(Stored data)

==================================================

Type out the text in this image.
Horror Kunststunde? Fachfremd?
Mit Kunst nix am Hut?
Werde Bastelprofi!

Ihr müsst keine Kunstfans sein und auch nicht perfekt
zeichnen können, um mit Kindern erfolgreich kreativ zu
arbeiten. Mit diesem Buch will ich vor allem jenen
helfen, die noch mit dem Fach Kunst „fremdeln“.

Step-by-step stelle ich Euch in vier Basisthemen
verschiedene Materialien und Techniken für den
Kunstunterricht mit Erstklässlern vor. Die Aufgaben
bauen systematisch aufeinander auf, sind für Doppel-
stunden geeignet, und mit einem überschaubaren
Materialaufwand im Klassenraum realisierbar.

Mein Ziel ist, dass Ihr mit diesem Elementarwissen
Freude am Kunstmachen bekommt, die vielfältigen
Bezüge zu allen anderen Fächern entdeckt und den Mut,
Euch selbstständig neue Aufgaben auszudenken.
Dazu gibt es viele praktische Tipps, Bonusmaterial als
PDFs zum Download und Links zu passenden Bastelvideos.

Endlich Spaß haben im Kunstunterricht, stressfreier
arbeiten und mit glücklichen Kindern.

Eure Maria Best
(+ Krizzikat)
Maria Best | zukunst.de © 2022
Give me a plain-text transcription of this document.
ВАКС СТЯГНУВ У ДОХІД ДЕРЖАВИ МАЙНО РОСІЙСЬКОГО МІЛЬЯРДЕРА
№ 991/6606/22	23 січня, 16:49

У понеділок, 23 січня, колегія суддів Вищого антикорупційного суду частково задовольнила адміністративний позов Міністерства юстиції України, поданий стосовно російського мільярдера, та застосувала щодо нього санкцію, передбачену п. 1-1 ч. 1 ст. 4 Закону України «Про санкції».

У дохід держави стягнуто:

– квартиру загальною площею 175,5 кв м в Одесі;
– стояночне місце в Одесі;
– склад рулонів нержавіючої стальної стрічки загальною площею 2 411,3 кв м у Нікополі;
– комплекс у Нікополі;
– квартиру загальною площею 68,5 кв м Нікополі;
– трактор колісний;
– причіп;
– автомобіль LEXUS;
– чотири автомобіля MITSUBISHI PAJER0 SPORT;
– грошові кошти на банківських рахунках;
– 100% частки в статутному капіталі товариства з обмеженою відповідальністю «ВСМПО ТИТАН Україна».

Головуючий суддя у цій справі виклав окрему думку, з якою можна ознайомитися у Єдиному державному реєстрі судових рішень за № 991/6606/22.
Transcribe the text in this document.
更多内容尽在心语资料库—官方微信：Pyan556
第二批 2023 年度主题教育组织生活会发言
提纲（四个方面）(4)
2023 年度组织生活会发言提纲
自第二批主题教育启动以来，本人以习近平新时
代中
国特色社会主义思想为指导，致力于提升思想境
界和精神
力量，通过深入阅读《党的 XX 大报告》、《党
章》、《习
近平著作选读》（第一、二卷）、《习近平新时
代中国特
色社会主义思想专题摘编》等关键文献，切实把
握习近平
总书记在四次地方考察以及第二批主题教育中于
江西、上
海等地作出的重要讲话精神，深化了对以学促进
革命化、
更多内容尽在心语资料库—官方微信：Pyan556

==================================================

| Exercise description |
All lines from the one containing "Transcribe the text in this document." through the end of the records, both ends included, are to be quoted exactly; please add nothing else.

| Full solution |
Transcribe the text in this document.
更多内容尽在心语资料库—官方微信：Pyan556
第二批 2023 年度主题教育组织生活会发言
提纲（四个方面）(4)
2023 年度组织生活会发言提纲
自第二批主题教育启动以来，本人以习近平新时
代中
国特色社会主义思想为指导，致力于提升思想境
界和精神
力量，通过深入阅读《党的 XX 大报告》、《党
章》、《习
近平著作选读》（第一、二卷）、《习近平新时
代中国特
色社会主义思想专题摘编》等关键文献，切实把
握习近平
总书记在四次地方考察以及第二批主题教育中于
江西、上
海等地作出的重要讲话精神，深化了对以学促进
革命化、
更多内容尽在心语资料库—官方微信：Pyan556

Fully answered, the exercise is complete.